* begin *
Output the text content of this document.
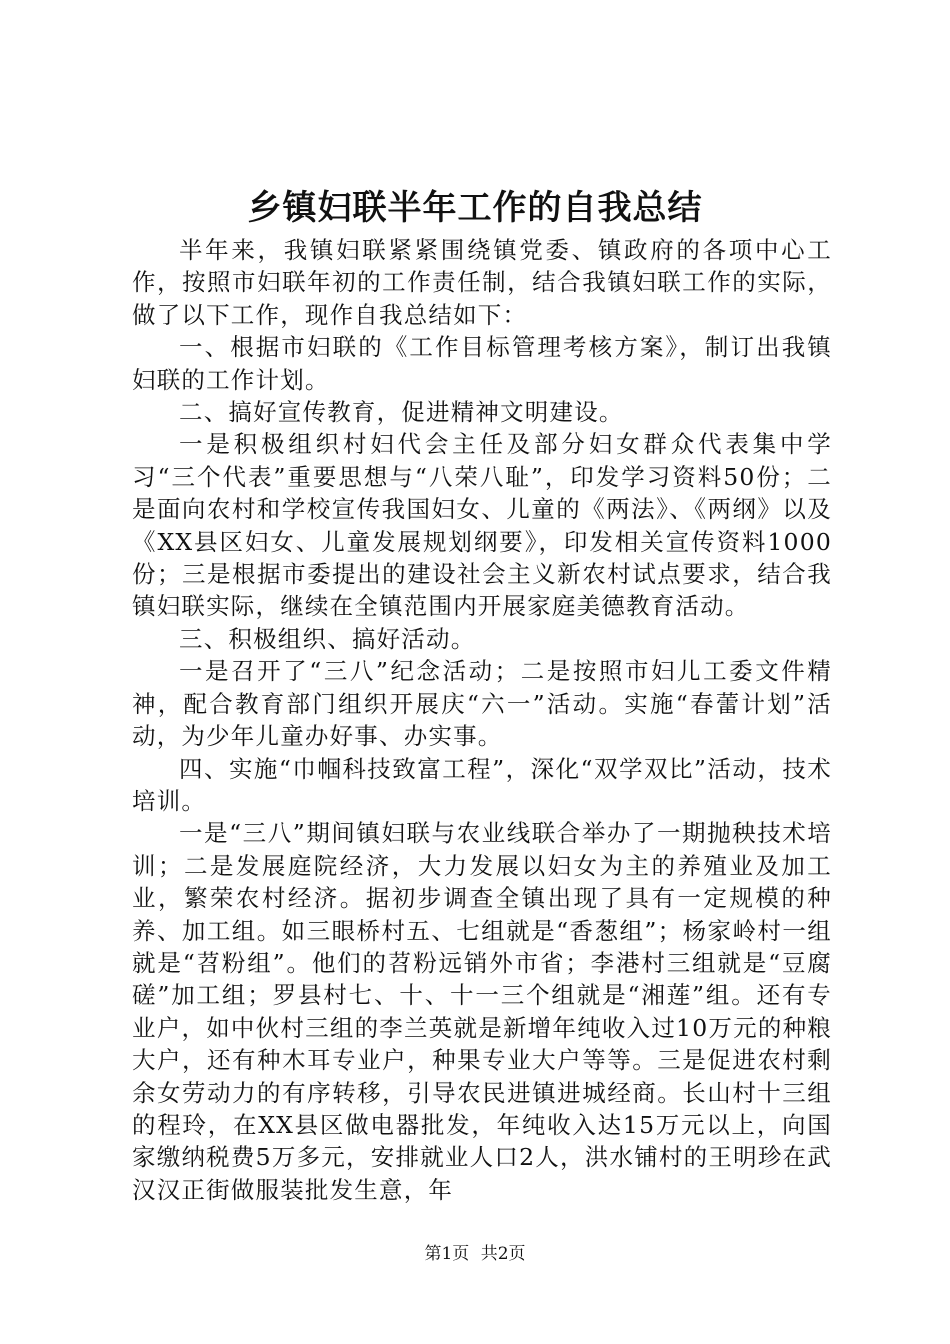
乡镇妇联半年工作的自我总结

半年来，我镇妇联紧紧围绕镇党委、镇政府的各项中心工作，按照市妇联年初的工作责任制，结合我镇妇联工作的实际，做了以下工作，现作自我总结如下：

一、根据市妇联的《工作目标管理考核方案》，制订出我镇妇联的工作计划。

二、搞好宣传教育，促进精神文明建设。

一是积极组织村妇代会主任及部分妇女群众代表集中学习“三个代表”重要思想与“八荣八耻”，印发学习资料50份；二是面向农村和学校宣传我国妇女、儿童的《两法》、《两纲》以及《XX县区妇女、儿童发展规划纲要》，印发相关宣传资料1000份；三是根据市委提出的建设社会主义新农村试点要求，结合我镇妇联实际，继续在全镇范围内开展家庭美德教育活动。

三、积极组织、搞好活动。

一是召开了“三八”纪念活动；二是按照市妇儿工委文件精神，配合教育部门组织开展庆“六一”活动。实施“春蕾计划”活动，为少年儿童办好事、办实事。

四、实施“巾帼科技致富工程”，深化“双学双比”活动，技术培训。

一是“三八”期间镇妇联与农业线联合举办了一期抛秧技术培训；二是发展庭院经济，大力发展以妇女为主的养殖业及加工业，繁荣农村经济。据初步调查全镇出现了具有一定规模的种养、加工组。如三眼桥村五、七组就是“香葱组”；杨家岭村一组就是“苕粉组”。他们的苕粉远销外市省；李港村三组就是“豆腐磋”加工组；罗县村七、十、十一三个组就是“湘莲”组。还有专业户，如中伙村三组的李兰英就是新增年纯收入过10万元的种粮大户，还有种木耳专业户，种果专业大户等等。三是促进农村剩余女劳动力的有序转移，引导农民进镇进城经商。长山村十三组的程玲，在XX县区做电器批发，年纯收入达15万元以上，向国家缴纳税费5万多元，安排就业人口2人，洪水铺村的王明珍在武汉汉正街做服装批发生意，年

第1页 共2页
* end *
### SET PROBLEM
Repeat each entry precisely as it appears. Leave the pictures out.

### WORKED SOLUTION
Output the text content of this document.
乡镇妇联半年工作的自我总结

半年来，我镇妇联紧紧围绕镇党委、镇政府的各项中心工作，按照市妇联年初的工作责任制，结合我镇妇联工作的实际，做了以下工作，现作自我总结如下：

一、根据市妇联的《工作目标管理考核方案》，制订出我镇妇联的工作计划。

二、搞好宣传教育，促进精神文明建设。

一是积极组织村妇代会主任及部分妇女群众代表集中学习“三个代表”重要思想与“八荣八耻”，印发学习资料50份；二是面向农村和学校宣传我国妇女、儿童的《两法》、《两纲》以及《XX县区妇女、儿童发展规划纲要》，印发相关宣传资料1000份；三是根据市委提出的建设社会主义新农村试点要求，结合我镇妇联实际，继续在全镇范围内开展家庭美德教育活动。

三、积极组织、搞好活动。

一是召开了“三八”纪念活动；二是按照市妇儿工委文件精神，配合教育部门组织开展庆“六一”活动。实施“春蕾计划”活动，为少年儿童办好事、办实事。

四、实施“巾帼科技致富工程”，深化“双学双比”活动，技术培训。

一是“三八”期间镇妇联与农业线联合举办了一期抛秧技术培训；二是发展庭院经济，大力发展以妇女为主的养殖业及加工业，繁荣农村经济。据初步调查全镇出现了具有一定规模的种养、加工组。如三眼桥村五、七组就是“香葱组”；杨家岭村一组就是“苕粉组”。他们的苕粉远销外市省；李港村三组就是“豆腐磋”加工组；罗县村七、十、十一三个组就是“湘莲”组。还有专业户，如中伙村三组的李兰英就是新增年纯收入过10万元的种粮大户，还有种木耳专业户，种果专业大户等等。三是促进农村剩余女劳动力的有序转移，引导农民进镇进城经商。长山村十三组的程玲，在XX县区做电器批发，年纯收入达15万元以上，向国家缴纳税费5万多元，安排就业人口2人，洪水铺村的王明珍在武汉汉正街做服装批发生意，年

第1页 共2页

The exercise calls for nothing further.